- The task
Omit every picture while repeating the entries exactly.
-=-=-=-=-
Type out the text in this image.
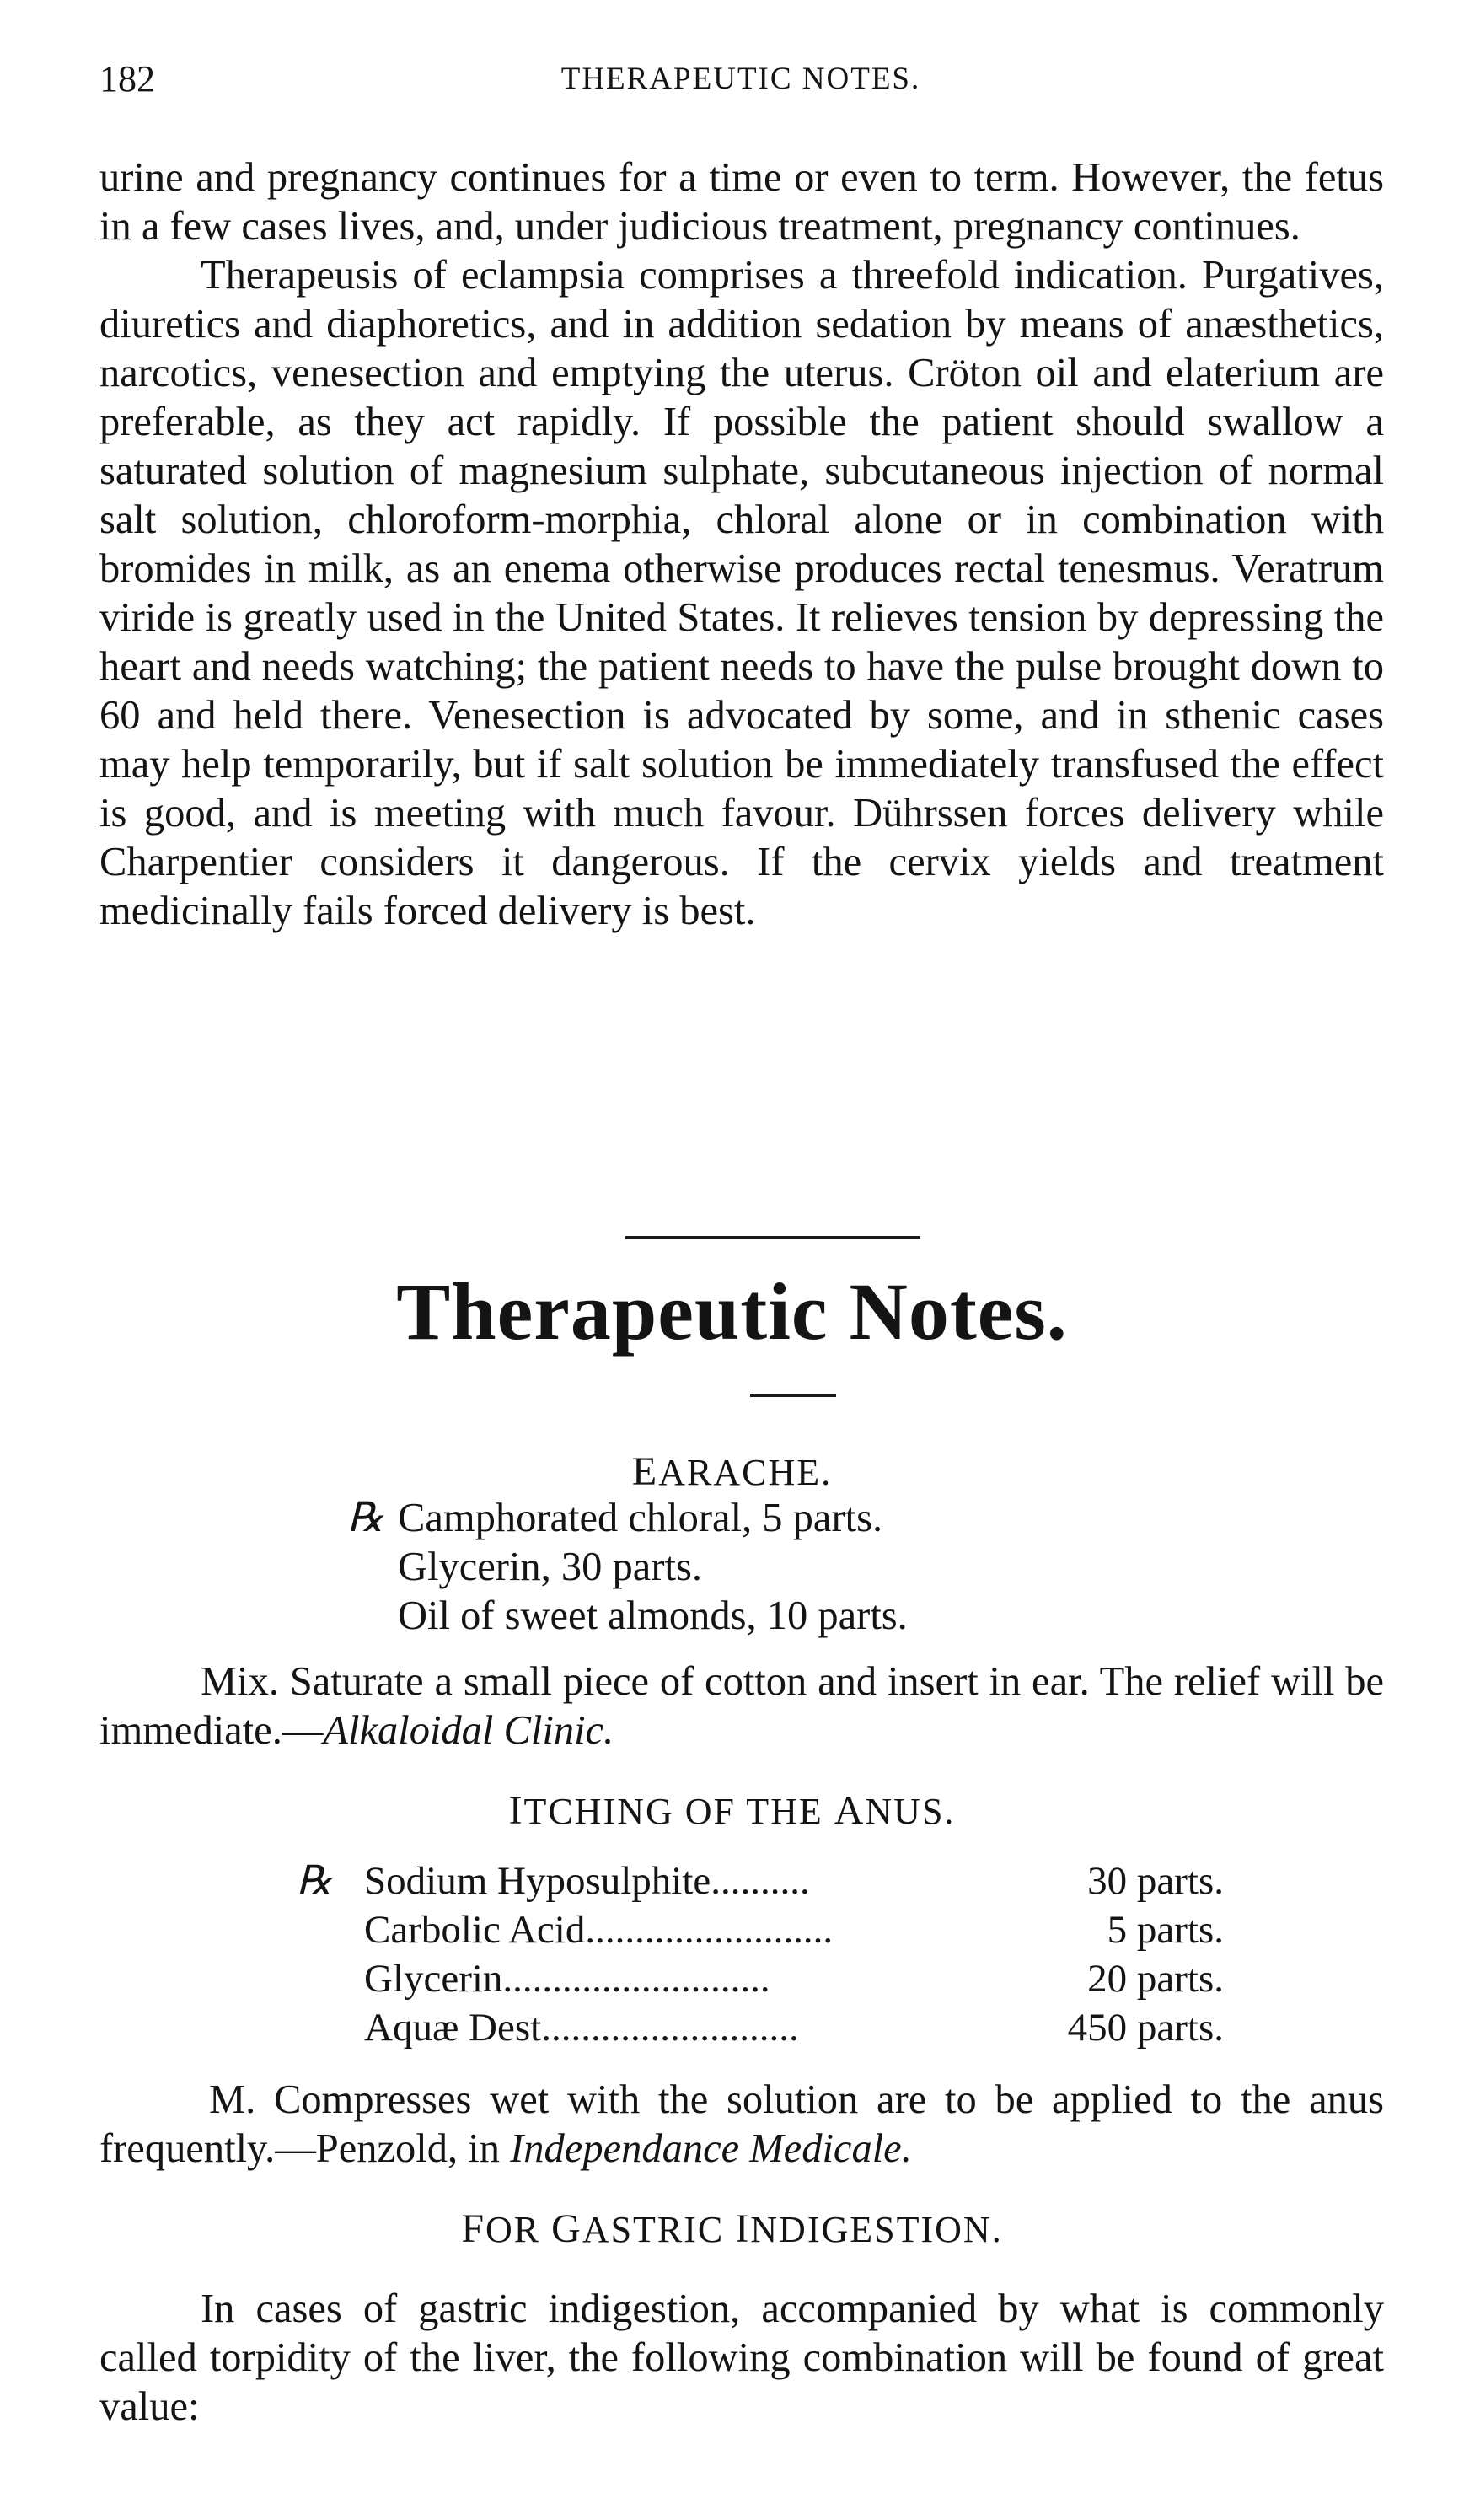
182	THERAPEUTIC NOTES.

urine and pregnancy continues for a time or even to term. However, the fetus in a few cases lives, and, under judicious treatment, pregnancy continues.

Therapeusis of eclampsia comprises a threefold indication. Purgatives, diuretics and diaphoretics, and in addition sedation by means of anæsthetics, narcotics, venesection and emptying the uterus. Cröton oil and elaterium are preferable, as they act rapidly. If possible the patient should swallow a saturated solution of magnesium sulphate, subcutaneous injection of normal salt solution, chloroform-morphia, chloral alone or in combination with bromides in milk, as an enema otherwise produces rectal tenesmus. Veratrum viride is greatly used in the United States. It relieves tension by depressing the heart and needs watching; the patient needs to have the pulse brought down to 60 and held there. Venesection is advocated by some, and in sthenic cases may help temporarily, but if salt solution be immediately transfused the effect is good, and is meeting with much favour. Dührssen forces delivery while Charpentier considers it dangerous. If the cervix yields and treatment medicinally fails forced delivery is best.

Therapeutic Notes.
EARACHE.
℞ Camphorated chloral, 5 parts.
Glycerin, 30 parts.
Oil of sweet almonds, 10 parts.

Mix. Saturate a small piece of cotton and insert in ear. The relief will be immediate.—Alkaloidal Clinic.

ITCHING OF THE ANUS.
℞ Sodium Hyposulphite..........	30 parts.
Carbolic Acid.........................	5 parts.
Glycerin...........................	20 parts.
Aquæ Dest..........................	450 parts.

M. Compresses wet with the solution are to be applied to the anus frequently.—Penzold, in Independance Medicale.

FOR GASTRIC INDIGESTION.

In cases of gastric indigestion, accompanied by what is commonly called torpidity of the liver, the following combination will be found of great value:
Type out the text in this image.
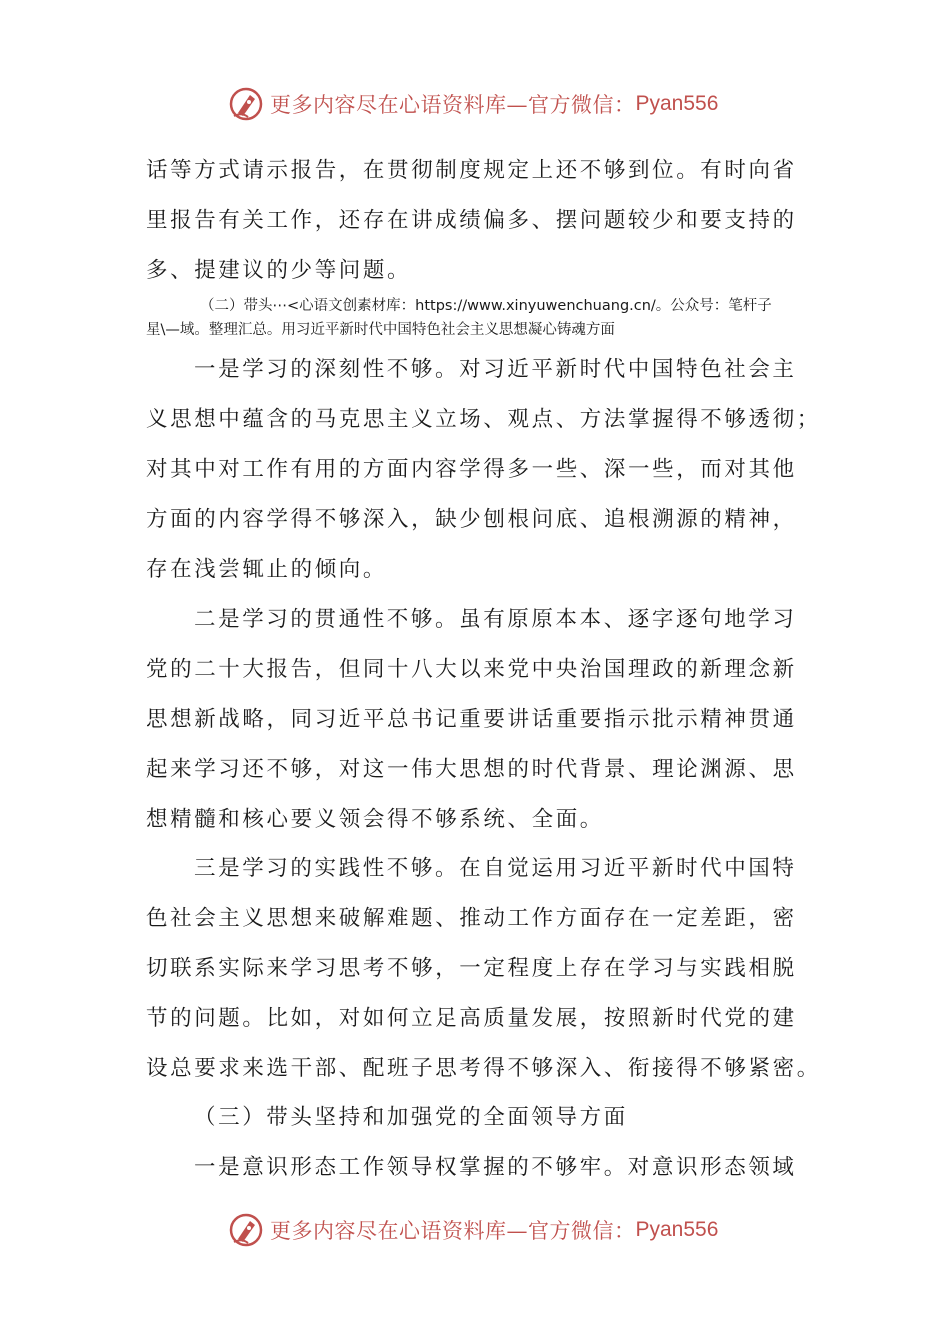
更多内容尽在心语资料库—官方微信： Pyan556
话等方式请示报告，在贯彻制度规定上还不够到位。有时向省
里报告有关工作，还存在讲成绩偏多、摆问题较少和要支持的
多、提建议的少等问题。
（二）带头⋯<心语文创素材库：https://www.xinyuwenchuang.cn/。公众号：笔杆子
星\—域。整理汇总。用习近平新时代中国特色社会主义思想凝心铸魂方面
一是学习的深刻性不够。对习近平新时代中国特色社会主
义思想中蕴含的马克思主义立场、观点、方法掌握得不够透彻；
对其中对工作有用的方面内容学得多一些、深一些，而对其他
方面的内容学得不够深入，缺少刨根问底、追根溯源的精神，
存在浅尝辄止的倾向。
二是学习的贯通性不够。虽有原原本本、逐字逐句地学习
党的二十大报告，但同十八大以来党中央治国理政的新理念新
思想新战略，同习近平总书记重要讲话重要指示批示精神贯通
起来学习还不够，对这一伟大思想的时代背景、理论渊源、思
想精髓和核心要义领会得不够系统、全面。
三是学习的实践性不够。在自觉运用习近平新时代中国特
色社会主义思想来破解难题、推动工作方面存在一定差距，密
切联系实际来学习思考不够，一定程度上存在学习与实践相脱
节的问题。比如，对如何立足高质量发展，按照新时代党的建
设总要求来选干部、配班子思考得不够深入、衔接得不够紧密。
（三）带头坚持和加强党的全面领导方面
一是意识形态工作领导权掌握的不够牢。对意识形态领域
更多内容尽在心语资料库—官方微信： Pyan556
-=-=-=-=-
- Solution
Type out the text in this image.
182	THERAPEUTIC NOTES.

urine and pregnancy continues for a time or even to term. However, the fetus in a few cases lives, and, under judicious treatment, pregnancy continues.

Therapeusis of eclampsia comprises a threefold indication. Purgatives, diuretics and diaphoretics, and in addition sedation by means of anæsthetics, narcotics, venesection and emptying the uterus. Cröton oil and elaterium are preferable, as they act rapidly. If possible the patient should swallow a saturated solution of magnesium sulphate, subcutaneous injection of normal salt solution, chloroform-morphia, chloral alone or in combination with bromides in milk, as an enema otherwise produces rectal tenesmus. Veratrum viride is greatly used in the United States. It relieves tension by depressing the heart and needs watching; the patient needs to have the pulse brought down to 60 and held there. Venesection is advocated by some, and in sthenic cases may help temporarily, but if salt solution be immediately transfused the effect is good, and is meeting with much favour. Dührssen forces delivery while Charpentier considers it dangerous. If the cervix yields and treatment medicinally fails forced delivery is best.

Therapeutic Notes.
EARACHE.
℞ Camphorated chloral, 5 parts.
Glycerin, 30 parts.
Oil of sweet almonds, 10 parts.

Mix. Saturate a small piece of cotton and insert in ear. The relief will be immediate.—Alkaloidal Clinic.

ITCHING OF THE ANUS.
℞ Sodium Hyposulphite..........	30 parts.
Carbolic Acid.........................	5 parts.
Glycerin...........................	20 parts.
Aquæ Dest..........................	450 parts.

M. Compresses wet with the solution are to be applied to the anus frequently.—Penzold, in Independance Medicale.

FOR GASTRIC INDIGESTION.

In cases of gastric indigestion, accompanied by what is commonly called torpidity of the liver, the following combination will be found of great value:
Type out the text in this image.
更多内容尽在心语资料库—官方微信： Pyan556
话等方式请示报告，在贯彻制度规定上还不够到位。有时向省
里报告有关工作，还存在讲成绩偏多、摆问题较少和要支持的
多、提建议的少等问题。
（二）带头⋯<心语文创素材库：https://www.xinyuwenchuang.cn/。公众号：笔杆子
星\—域。整理汇总。用习近平新时代中国特色社会主义思想凝心铸魂方面
一是学习的深刻性不够。对习近平新时代中国特色社会主
义思想中蕴含的马克思主义立场、观点、方法掌握得不够透彻；
对其中对工作有用的方面内容学得多一些、深一些，而对其他
方面的内容学得不够深入，缺少刨根问底、追根溯源的精神，
存在浅尝辄止的倾向。
二是学习的贯通性不够。虽有原原本本、逐字逐句地学习
党的二十大报告，但同十八大以来党中央治国理政的新理念新
思想新战略，同习近平总书记重要讲话重要指示批示精神贯通
起来学习还不够，对这一伟大思想的时代背景、理论渊源、思
想精髓和核心要义领会得不够系统、全面。
三是学习的实践性不够。在自觉运用习近平新时代中国特
色社会主义思想来破解难题、推动工作方面存在一定差距，密
切联系实际来学习思考不够，一定程度上存在学习与实践相脱
节的问题。比如，对如何立足高质量发展，按照新时代党的建
设总要求来选干部、配班子思考得不够深入、衔接得不够紧密。
（三）带头坚持和加强党的全面领导方面
一是意识形态工作领导权掌握的不够牢。对意识形态领域
更多内容尽在心语资料库—官方微信： Pyan556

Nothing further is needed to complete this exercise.